══ Extracted information

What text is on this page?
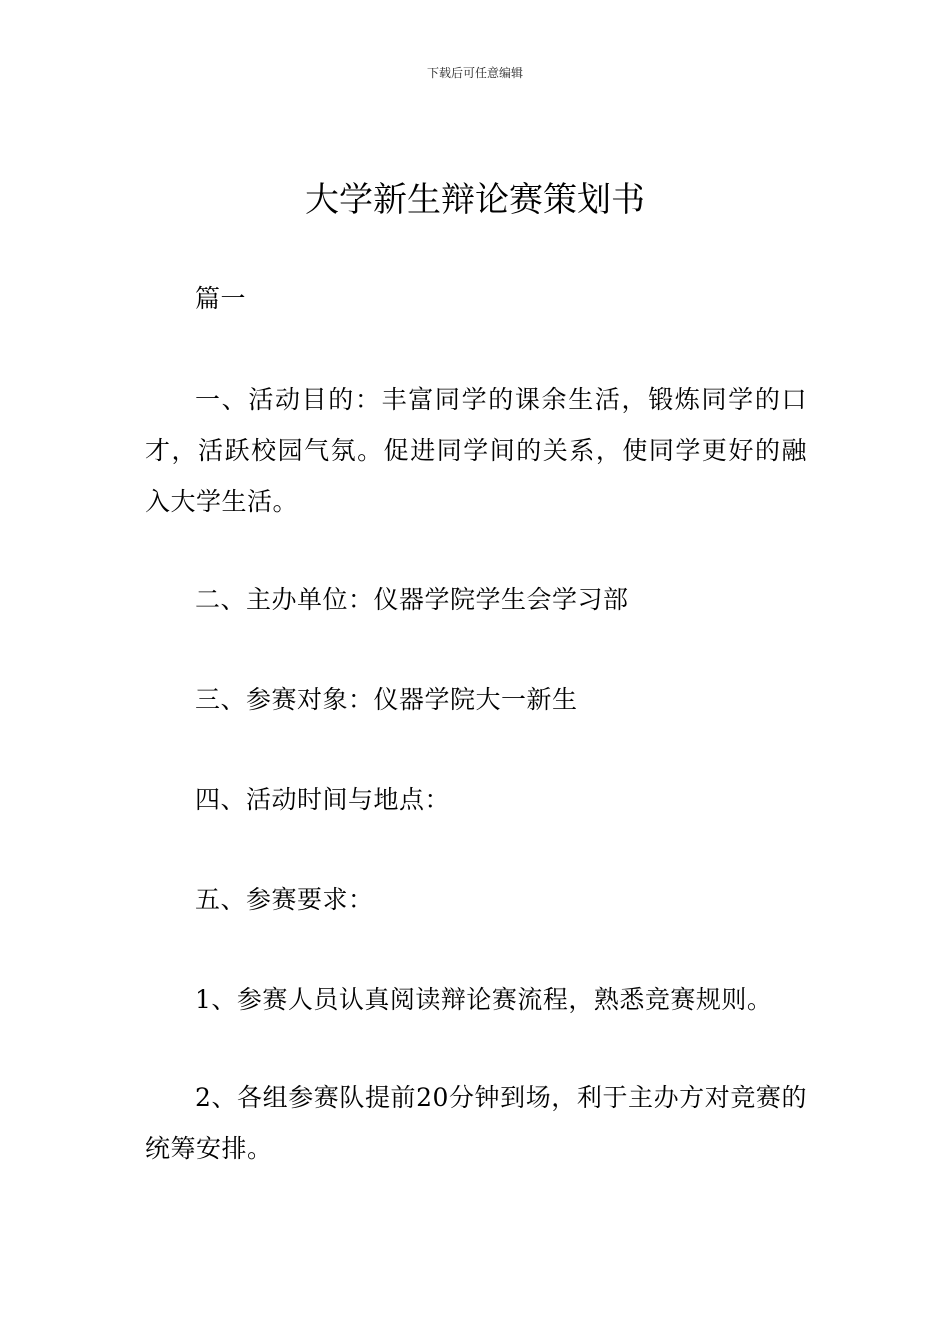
下载后可任意编辑
大学新生辩论赛策划书

篇一

一、活动目的：丰富同学的课余生活，锻炼同学的口才，活跃校园气氛。促进同学间的关系，使同学更好的融入大学生活。

二、主办单位：仪器学院学生会学习部

三、参赛对象：仪器学院大一新生

四、活动时间与地点：

五、参赛要求：

1、参赛人员认真阅读辩论赛流程，熟悉竞赛规则。

2、各组参赛队提前20分钟到场，利于主办方对竞赛的统筹安排。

════

> Instructions for the task: Reproduce all of the material above word for word. Omit the pictures.

> Solution:
What text is on this page?
下载后可任意编辑
大学新生辩论赛策划书

篇一

一、活动目的：丰富同学的课余生活，锻炼同学的口才，活跃校园气氛。促进同学间的关系，使同学更好的融入大学生活。

二、主办单位：仪器学院学生会学习部

三、参赛对象：仪器学院大一新生

四、活动时间与地点：

五、参赛要求：

1、参赛人员认真阅读辩论赛流程，熟悉竞赛规则。

2、各组参赛队提前20分钟到场，利于主办方对竞赛的统筹安排。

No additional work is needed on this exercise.